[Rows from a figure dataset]
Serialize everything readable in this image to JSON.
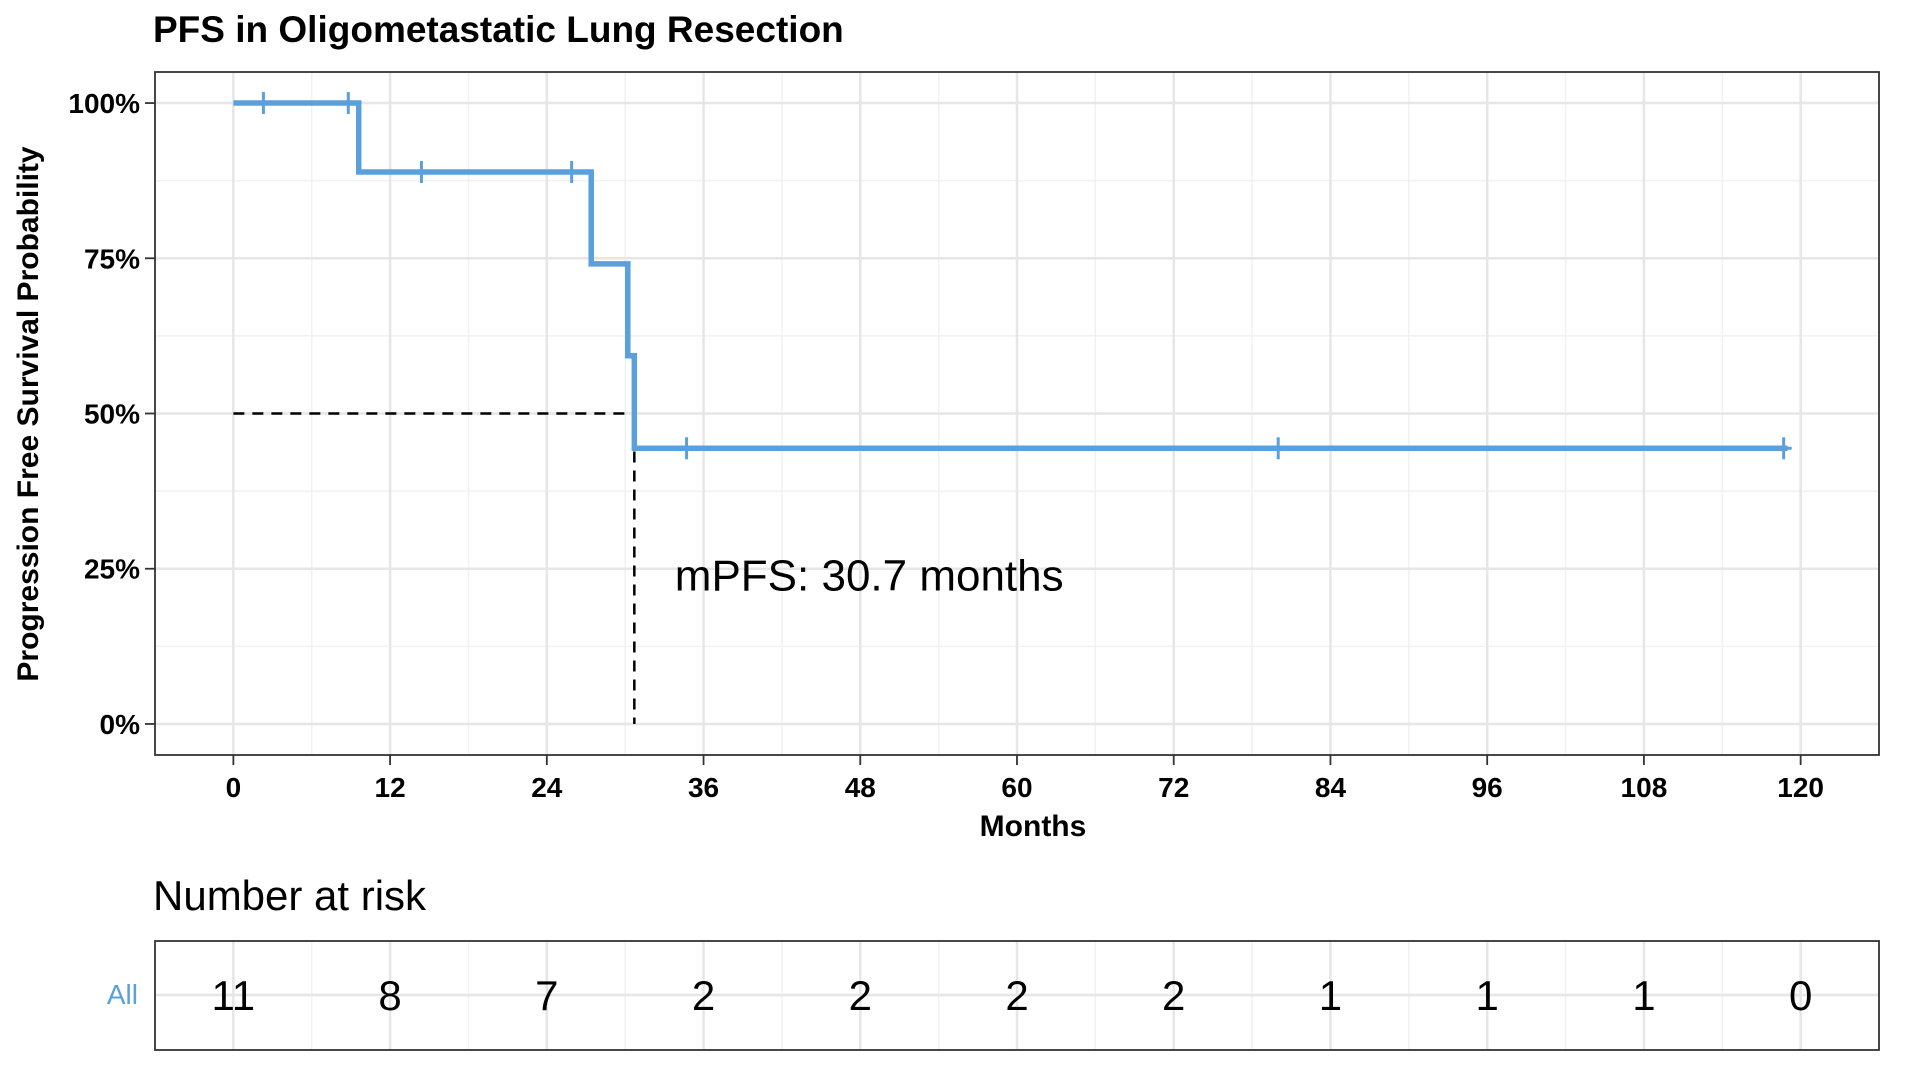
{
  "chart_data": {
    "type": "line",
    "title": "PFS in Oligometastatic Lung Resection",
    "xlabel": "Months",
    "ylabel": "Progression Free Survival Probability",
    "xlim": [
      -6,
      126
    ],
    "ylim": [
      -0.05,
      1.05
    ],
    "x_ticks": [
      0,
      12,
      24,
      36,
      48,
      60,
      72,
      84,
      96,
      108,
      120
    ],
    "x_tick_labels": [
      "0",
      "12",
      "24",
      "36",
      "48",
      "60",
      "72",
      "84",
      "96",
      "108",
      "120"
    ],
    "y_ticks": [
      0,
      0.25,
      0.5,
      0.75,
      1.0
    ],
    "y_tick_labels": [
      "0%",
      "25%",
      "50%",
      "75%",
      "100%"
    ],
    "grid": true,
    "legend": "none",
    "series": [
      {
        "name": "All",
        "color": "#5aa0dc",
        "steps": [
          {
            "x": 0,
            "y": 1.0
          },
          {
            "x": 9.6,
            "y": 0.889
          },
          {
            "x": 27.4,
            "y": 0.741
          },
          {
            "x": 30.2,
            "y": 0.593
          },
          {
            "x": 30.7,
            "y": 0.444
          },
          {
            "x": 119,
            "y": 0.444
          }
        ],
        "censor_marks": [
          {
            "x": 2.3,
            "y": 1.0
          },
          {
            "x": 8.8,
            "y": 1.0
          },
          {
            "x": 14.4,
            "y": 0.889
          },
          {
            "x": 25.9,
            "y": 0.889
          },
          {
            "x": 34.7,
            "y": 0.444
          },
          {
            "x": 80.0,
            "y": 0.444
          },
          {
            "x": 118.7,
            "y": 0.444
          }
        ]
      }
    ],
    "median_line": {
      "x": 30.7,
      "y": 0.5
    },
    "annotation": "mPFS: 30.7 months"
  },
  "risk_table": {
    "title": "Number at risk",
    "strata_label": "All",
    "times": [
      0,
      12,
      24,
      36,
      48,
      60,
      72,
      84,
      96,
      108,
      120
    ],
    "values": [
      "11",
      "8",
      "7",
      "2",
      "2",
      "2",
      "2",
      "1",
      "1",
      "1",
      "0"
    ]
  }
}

▶ Directive
Copy the entries above faithfully and omit every image.

▶ Complete response
Serialize everything readable in this image to JSON.
{
  "chart_data": {
    "type": "line",
    "title": "PFS in Oligometastatic Lung Resection",
    "xlabel": "Months",
    "ylabel": "Progression Free Survival Probability",
    "xlim": [
      -6,
      126
    ],
    "ylim": [
      -0.05,
      1.05
    ],
    "x_ticks": [
      0,
      12,
      24,
      36,
      48,
      60,
      72,
      84,
      96,
      108,
      120
    ],
    "x_tick_labels": [
      "0",
      "12",
      "24",
      "36",
      "48",
      "60",
      "72",
      "84",
      "96",
      "108",
      "120"
    ],
    "y_ticks": [
      0,
      0.25,
      0.5,
      0.75,
      1.0
    ],
    "y_tick_labels": [
      "0%",
      "25%",
      "50%",
      "75%",
      "100%"
    ],
    "grid": true,
    "legend": "none",
    "series": [
      {
        "name": "All",
        "color": "#5aa0dc",
        "steps": [
          {
            "x": 0,
            "y": 1.0
          },
          {
            "x": 9.6,
            "y": 0.889
          },
          {
            "x": 27.4,
            "y": 0.741
          },
          {
            "x": 30.2,
            "y": 0.593
          },
          {
            "x": 30.7,
            "y": 0.444
          },
          {
            "x": 119,
            "y": 0.444
          }
        ],
        "censor_marks": [
          {
            "x": 2.3,
            "y": 1.0
          },
          {
            "x": 8.8,
            "y": 1.0
          },
          {
            "x": 14.4,
            "y": 0.889
          },
          {
            "x": 25.9,
            "y": 0.889
          },
          {
            "x": 34.7,
            "y": 0.444
          },
          {
            "x": 80.0,
            "y": 0.444
          },
          {
            "x": 118.7,
            "y": 0.444
          }
        ]
      }
    ],
    "median_line": {
      "x": 30.7,
      "y": 0.5
    },
    "annotation": "mPFS: 30.7 months"
  },
  "risk_table": {
    "title": "Number at risk",
    "strata_label": "All",
    "times": [
      0,
      12,
      24,
      36,
      48,
      60,
      72,
      84,
      96,
      108,
      120
    ],
    "values": [
      "11",
      "8",
      "7",
      "2",
      "2",
      "2",
      "2",
      "1",
      "1",
      "1",
      "0"
    ]
  }
}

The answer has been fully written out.